● CONSIGNES:
1) D'après le document source, qui s'est nommé lui-même ministre des finances lors du dernier remaniement ministériel ?
2) Relevez toutes les personnes désignées par leur nom dans le document source.
3) Recopiez tout le passage du document source qui va de « Que l’affaire DSK, qui » jusqu'à « comme leur représentant. ».

+++ DOCUMENT SOURCE

Avant de passer à l’aspect directement politique de la chose, il convient d’abord d’être prudent : que les mensonges de son accusatrice rendent impossibles des poursuites contre DSK ne signifie nullement que DSK est innocent. Le scénario d’une agression sexuelle n’est pas abandonné par la justice américaine car le fait que son accusatrice ait l’habitude de prendre des libertés avec la vérité factuelle ne dit pas que là elle ait menti (logiquement une telle inférence est impossible). Qu’elle ait voulu tirer parti d’une relation tarifée qui a mal tourné (version souvent rapportée dans la presse des USA) dont ensuite la victime présumée aurait voulu tirer parti, ce n’est pas impossible du tout. Une chose est certaine : il y a bien relation sexuelle entre l’ex-directeur du FMI et son accusatrice. Et c’est là qu’intervient l’interrogation : soit il y a bien eu agression sexuelle et alors l’auteur de l’agression est inexcusable (violer une immigrée qui a menti pour obtenir ses papiers n’est pas plus justifiable que violer une employée modèle !). Soit DSK est tombé dans un piège et alors, comme il devait se douter que le moindre dérapage pourrait être exploité, vu sa position, cet homme est un crétin de s’être laissé ainsi mener par le bout de son pénis… Se laisser mener par le bout de son pénis n’est évidemment pas un crime, mais cela laisse plus perplexe quand il s’agit de quelqu’un qui se veut un homme d’État. Dans les deux cas, cette affaire aurait dû clore l’épisode DSK pour le PS.
Que l’affaire DSK, qui rebondit avec la plainte de Tristane Banon, soit un complot monté par la droite est plutôt ridicule. D’abord, la droite profondément déchirée, ne semble guère en mesure de monter des complots sophistiqués, unissant la police de New York et le groupe Accor. Et encore moins de monter des complots pour sauver Sarkozy auquel plus personne n’obéit ainsi que l’a encore montré le dernier remaniement ministériel qui a vu M. Baroin se nommer lui-même ministre des finances… Et surtout, si l’actuel président avait voulu vraiment piéger DSK, il aurait laissé courir les choses pour mieux le faire tomber sur une scandale bien glauque en début de campagne présidentielle, après que les socialistes l’aient désigné comme leur représentant.

++++++
+++ EXTRAIT DE DONNÉES

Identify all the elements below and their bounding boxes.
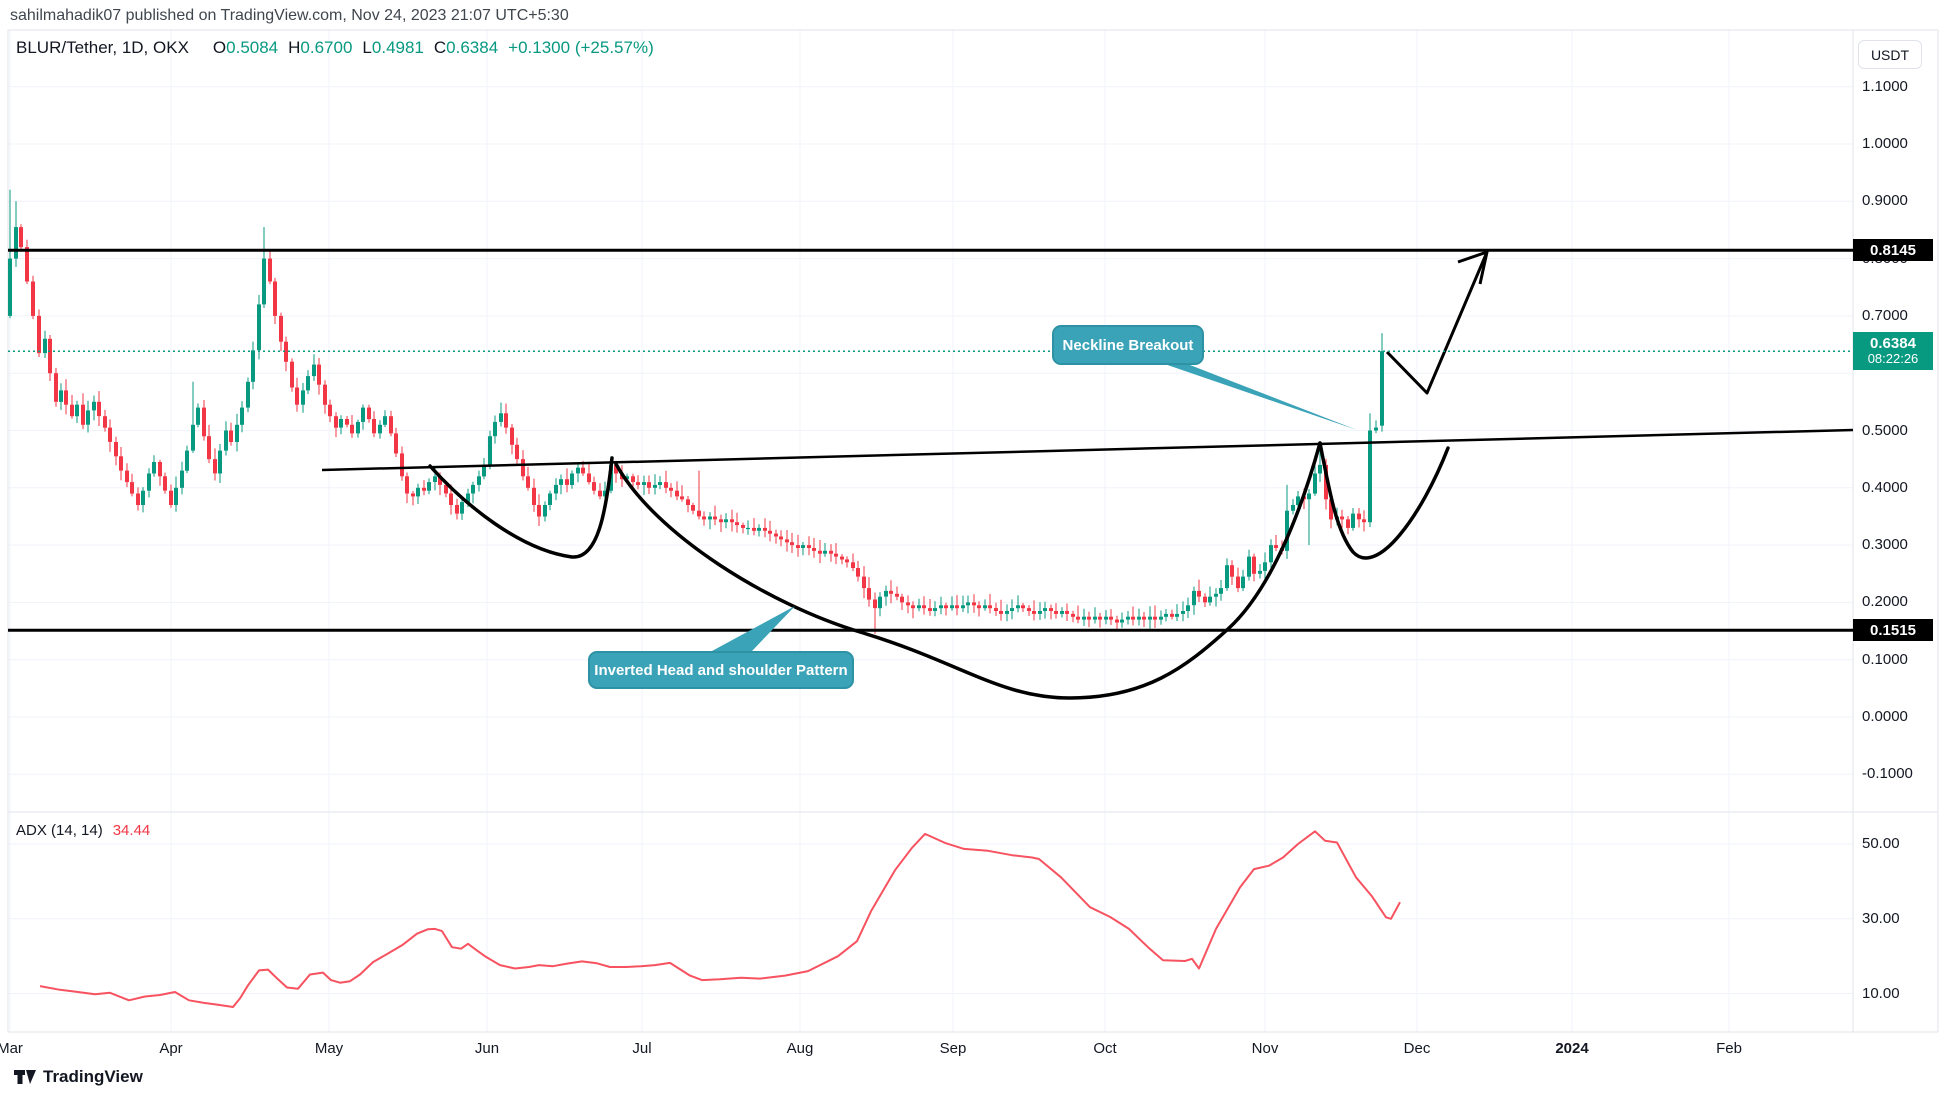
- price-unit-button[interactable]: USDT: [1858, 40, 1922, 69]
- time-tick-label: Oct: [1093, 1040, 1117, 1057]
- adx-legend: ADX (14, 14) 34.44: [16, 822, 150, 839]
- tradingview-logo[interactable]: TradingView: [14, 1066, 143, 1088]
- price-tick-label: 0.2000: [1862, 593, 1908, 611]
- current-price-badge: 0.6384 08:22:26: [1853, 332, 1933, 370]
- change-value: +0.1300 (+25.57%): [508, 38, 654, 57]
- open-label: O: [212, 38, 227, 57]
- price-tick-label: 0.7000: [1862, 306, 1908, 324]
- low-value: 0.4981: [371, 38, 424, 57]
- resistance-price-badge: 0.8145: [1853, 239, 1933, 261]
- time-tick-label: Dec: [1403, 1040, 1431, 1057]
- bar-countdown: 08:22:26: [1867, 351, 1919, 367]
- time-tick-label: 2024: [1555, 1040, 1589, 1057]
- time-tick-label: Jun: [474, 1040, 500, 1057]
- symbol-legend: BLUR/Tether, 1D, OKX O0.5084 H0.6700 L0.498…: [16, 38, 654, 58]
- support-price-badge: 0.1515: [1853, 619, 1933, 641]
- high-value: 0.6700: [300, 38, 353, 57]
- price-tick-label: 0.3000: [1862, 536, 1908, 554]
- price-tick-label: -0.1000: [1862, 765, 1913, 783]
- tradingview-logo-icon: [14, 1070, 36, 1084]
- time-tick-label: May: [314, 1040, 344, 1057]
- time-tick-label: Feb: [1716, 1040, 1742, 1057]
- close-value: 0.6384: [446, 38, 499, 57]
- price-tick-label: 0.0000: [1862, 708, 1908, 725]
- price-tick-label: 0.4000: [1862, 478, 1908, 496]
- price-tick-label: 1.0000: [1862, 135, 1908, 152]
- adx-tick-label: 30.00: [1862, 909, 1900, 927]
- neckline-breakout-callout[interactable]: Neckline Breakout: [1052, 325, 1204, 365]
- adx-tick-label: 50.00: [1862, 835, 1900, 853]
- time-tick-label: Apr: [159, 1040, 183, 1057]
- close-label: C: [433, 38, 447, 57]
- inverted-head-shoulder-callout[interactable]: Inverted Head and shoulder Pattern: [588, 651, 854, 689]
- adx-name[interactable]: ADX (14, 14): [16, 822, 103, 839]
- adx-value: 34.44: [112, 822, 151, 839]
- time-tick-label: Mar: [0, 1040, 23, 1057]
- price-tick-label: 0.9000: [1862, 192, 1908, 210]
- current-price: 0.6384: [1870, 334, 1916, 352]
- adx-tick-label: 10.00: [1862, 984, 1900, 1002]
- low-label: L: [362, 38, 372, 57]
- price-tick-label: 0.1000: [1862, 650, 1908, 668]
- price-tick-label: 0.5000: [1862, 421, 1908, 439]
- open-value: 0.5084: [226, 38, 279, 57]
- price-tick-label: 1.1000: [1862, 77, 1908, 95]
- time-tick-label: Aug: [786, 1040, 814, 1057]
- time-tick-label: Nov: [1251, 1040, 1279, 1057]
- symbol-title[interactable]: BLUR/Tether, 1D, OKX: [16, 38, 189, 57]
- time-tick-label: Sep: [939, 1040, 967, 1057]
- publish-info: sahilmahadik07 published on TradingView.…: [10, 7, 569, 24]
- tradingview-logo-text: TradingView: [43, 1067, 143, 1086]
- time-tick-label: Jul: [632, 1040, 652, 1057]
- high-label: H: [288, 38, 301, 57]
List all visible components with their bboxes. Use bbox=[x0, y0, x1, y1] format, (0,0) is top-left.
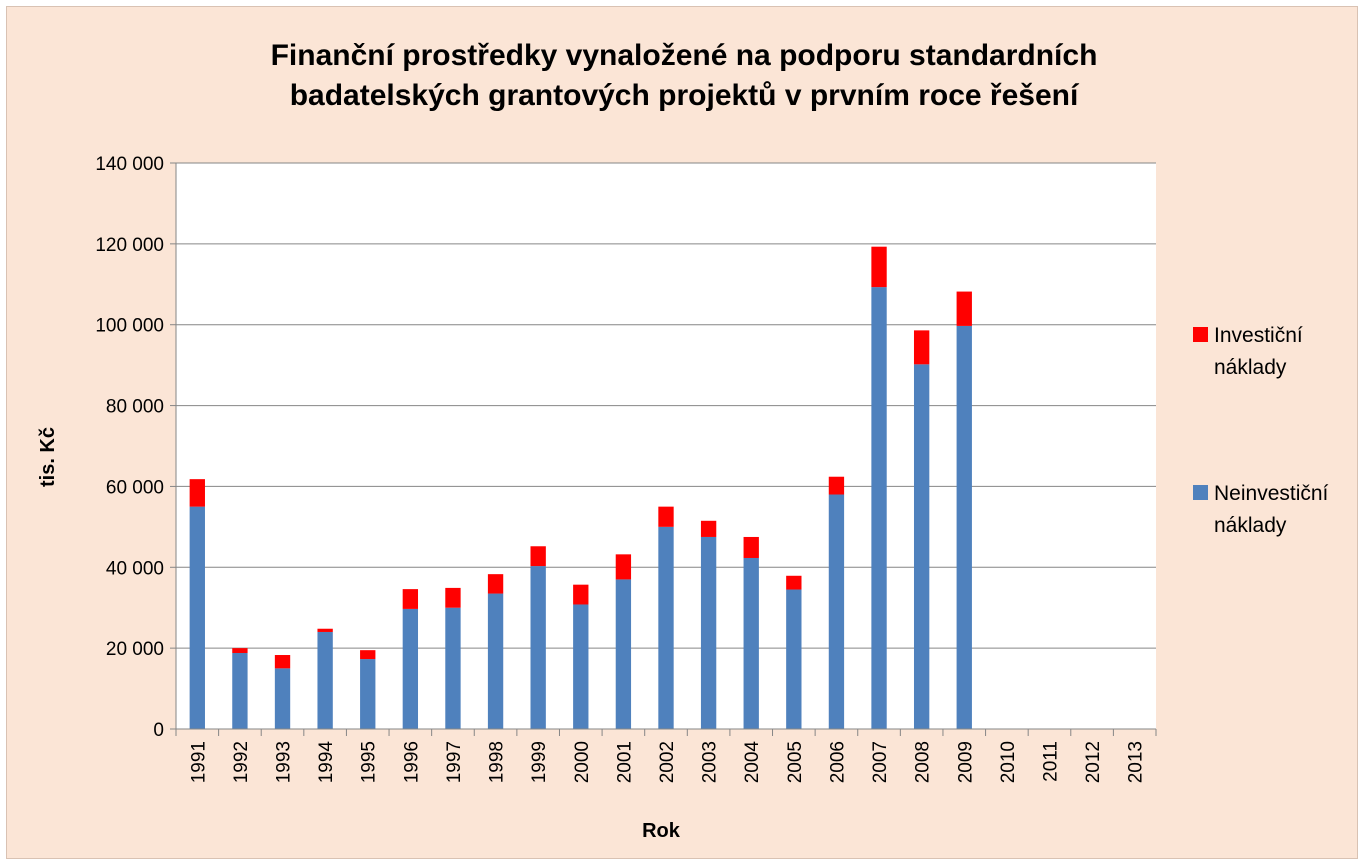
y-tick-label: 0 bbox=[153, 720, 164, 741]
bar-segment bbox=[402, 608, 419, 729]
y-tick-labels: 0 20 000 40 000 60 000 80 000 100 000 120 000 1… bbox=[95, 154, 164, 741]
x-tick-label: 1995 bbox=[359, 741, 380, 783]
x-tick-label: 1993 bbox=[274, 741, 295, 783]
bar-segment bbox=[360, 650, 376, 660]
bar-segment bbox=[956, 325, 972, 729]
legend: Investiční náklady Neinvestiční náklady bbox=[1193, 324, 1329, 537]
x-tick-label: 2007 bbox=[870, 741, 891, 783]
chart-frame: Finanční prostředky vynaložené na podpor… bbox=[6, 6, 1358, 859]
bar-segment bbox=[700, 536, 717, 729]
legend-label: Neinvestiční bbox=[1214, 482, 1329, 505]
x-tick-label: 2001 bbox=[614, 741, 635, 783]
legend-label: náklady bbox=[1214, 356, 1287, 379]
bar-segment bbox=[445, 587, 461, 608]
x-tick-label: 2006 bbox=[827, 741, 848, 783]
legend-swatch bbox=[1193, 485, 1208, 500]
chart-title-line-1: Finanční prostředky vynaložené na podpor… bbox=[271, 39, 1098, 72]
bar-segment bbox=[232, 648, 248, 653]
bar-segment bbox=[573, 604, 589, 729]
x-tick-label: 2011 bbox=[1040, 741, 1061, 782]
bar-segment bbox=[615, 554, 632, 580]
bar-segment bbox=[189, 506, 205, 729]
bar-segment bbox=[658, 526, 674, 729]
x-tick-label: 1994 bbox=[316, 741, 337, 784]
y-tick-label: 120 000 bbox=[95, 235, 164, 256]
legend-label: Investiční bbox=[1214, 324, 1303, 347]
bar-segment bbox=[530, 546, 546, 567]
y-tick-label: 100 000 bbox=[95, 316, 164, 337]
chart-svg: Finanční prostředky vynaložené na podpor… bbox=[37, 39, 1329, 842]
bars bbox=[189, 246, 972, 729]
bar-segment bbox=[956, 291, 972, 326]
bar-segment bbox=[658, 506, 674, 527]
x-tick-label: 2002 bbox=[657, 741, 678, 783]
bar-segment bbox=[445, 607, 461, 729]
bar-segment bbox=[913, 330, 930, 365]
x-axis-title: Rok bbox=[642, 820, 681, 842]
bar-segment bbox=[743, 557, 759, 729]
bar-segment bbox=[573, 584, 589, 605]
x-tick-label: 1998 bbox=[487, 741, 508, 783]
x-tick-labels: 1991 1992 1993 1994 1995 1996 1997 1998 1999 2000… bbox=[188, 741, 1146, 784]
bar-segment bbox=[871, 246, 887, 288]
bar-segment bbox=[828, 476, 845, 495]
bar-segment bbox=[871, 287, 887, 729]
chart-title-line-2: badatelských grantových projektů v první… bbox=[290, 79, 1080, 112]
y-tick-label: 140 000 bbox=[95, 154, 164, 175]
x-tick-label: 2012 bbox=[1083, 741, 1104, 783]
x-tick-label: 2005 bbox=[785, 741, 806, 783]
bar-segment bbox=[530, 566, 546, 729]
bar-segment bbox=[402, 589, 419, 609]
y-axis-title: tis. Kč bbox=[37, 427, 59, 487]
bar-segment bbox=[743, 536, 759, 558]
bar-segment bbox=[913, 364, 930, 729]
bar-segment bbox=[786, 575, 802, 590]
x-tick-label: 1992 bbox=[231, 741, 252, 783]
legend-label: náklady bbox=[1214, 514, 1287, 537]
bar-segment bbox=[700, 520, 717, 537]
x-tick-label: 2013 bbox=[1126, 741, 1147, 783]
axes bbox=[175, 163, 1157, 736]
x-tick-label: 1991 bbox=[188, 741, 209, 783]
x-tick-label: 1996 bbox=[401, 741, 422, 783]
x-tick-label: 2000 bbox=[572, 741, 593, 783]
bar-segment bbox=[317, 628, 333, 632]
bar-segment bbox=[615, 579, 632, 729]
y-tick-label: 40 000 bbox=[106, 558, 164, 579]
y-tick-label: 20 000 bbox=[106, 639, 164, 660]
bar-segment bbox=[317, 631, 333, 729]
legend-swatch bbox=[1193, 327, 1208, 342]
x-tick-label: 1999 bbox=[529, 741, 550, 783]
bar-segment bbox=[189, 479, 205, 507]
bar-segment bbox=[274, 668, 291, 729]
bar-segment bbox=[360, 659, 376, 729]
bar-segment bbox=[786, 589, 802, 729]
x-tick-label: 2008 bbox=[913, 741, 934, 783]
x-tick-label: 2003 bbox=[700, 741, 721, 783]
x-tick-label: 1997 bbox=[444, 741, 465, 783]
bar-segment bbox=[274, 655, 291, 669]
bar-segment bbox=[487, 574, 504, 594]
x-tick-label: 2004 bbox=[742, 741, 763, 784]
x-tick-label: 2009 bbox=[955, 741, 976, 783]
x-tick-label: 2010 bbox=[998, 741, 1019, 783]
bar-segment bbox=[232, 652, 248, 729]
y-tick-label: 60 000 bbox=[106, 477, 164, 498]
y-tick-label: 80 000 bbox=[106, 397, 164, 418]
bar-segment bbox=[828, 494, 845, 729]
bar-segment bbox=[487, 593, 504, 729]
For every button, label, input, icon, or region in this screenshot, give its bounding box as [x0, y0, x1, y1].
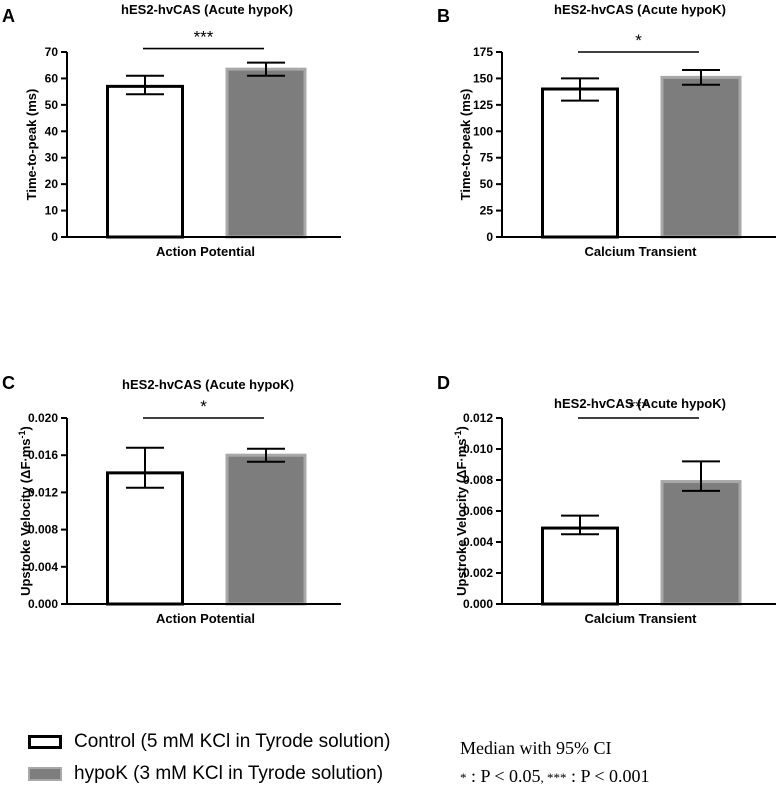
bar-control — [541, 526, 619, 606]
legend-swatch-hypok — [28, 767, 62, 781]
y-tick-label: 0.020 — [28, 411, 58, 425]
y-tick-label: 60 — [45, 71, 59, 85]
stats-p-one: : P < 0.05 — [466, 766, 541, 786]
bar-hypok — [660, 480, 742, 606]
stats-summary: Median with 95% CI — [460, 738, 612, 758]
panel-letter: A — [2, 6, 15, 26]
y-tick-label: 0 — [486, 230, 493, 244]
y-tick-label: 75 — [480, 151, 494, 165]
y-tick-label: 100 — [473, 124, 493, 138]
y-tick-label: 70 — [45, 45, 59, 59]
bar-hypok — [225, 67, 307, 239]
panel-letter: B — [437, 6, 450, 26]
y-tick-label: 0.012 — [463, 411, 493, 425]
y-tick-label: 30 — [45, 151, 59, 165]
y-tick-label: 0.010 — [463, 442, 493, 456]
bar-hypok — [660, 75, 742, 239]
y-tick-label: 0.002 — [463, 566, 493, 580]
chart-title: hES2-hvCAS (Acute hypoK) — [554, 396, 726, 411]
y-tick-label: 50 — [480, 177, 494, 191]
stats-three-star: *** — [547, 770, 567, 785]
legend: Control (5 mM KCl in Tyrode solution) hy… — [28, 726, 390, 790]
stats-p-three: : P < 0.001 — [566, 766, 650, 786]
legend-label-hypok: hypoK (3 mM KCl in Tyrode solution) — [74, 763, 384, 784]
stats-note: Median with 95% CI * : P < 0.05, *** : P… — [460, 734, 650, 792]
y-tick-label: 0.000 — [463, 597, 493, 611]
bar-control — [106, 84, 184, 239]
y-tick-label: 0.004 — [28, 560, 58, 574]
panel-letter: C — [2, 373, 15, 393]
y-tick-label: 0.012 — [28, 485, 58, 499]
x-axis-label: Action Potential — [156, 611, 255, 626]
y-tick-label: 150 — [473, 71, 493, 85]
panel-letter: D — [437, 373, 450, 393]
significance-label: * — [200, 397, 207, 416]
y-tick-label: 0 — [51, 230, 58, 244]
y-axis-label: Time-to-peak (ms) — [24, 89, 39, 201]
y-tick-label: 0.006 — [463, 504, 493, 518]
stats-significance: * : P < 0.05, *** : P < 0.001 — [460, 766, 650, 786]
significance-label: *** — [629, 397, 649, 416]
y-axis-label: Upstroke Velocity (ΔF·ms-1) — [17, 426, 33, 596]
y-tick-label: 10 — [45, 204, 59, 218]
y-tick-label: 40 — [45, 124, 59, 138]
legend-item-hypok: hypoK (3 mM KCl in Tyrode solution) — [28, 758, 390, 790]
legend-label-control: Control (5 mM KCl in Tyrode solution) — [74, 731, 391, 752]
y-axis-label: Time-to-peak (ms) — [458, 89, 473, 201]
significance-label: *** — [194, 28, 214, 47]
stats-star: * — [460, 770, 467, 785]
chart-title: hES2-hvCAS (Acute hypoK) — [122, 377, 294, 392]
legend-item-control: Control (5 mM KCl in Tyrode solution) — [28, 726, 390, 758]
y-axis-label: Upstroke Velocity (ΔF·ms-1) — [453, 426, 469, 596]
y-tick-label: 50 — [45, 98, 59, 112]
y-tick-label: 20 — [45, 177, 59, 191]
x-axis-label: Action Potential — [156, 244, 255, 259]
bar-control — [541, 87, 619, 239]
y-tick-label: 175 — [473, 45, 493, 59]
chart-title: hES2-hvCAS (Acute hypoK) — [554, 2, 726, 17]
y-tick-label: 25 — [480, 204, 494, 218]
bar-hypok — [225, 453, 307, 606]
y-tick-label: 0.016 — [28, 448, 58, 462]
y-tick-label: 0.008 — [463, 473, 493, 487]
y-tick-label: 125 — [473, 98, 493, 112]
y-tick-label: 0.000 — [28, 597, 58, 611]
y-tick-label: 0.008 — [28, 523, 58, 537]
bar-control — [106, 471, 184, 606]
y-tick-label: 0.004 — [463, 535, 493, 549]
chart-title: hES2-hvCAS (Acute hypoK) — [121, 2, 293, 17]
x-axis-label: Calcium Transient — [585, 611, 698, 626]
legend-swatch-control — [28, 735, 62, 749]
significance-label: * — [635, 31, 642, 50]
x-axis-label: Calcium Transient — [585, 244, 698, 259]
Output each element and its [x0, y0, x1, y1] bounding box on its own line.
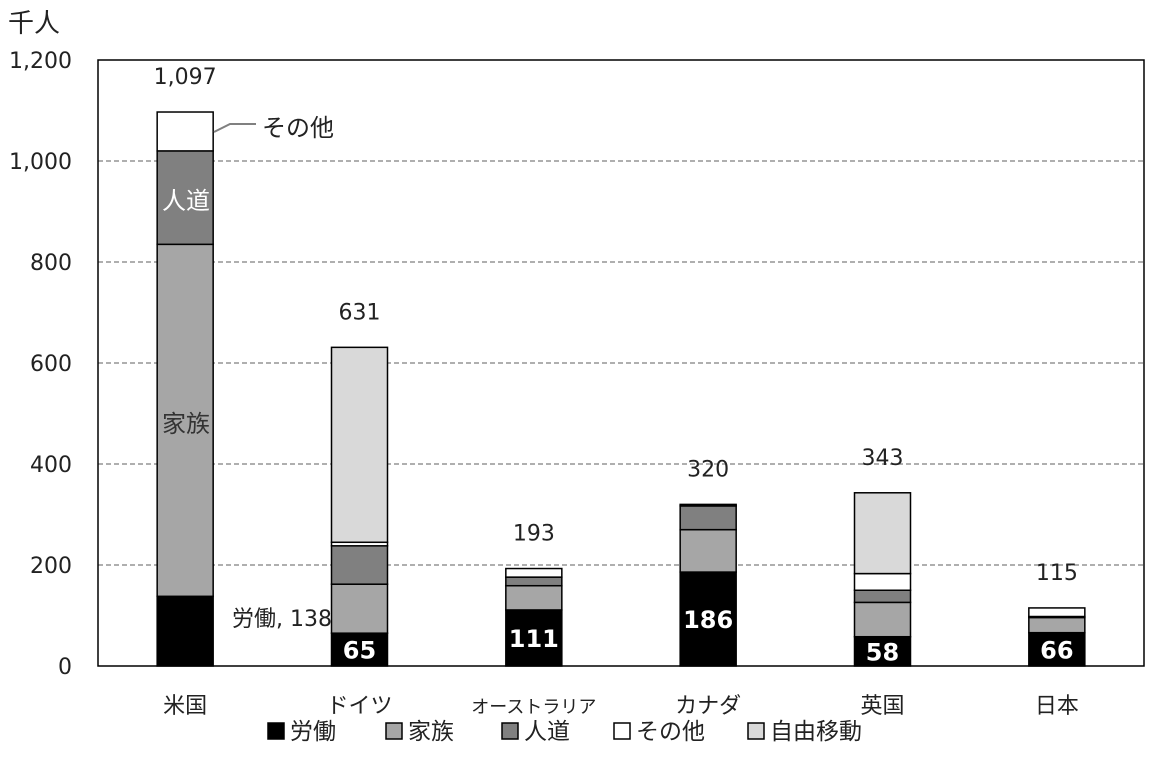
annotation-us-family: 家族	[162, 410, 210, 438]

++++++

● CORRIGÉS PAR EXERCICE:
1) M. Baroin.

2) DSK, Tristane Banon, Sarkozy, M. Baroin.

3)
Que l’affaire DSK, qui rebondit avec la plainte de Tristane Banon, soit un complot monté par la droite est plutôt ridicule. D’abord, la droite profondément déchirée, ne semble guère en mesure de monter des complots sophistiqués, unissant la police de New York et le groupe Accor. Et encore moins de monter des complots pour sauver Sarkozy auquel plus personne n’obéit ainsi que l’a encore montré le dernier remaniement ministériel qui a vu M. Baroin se nommer lui-même ministre des finances… Et surtout, si l’actuel président avait voulu vraiment piéger DSK, il aurait laissé courir les choses pour mieux le faire tomber sur une scandale bien glauque en début de campagne présidentielle, après que les socialistes l’aient désigné comme leur représentant.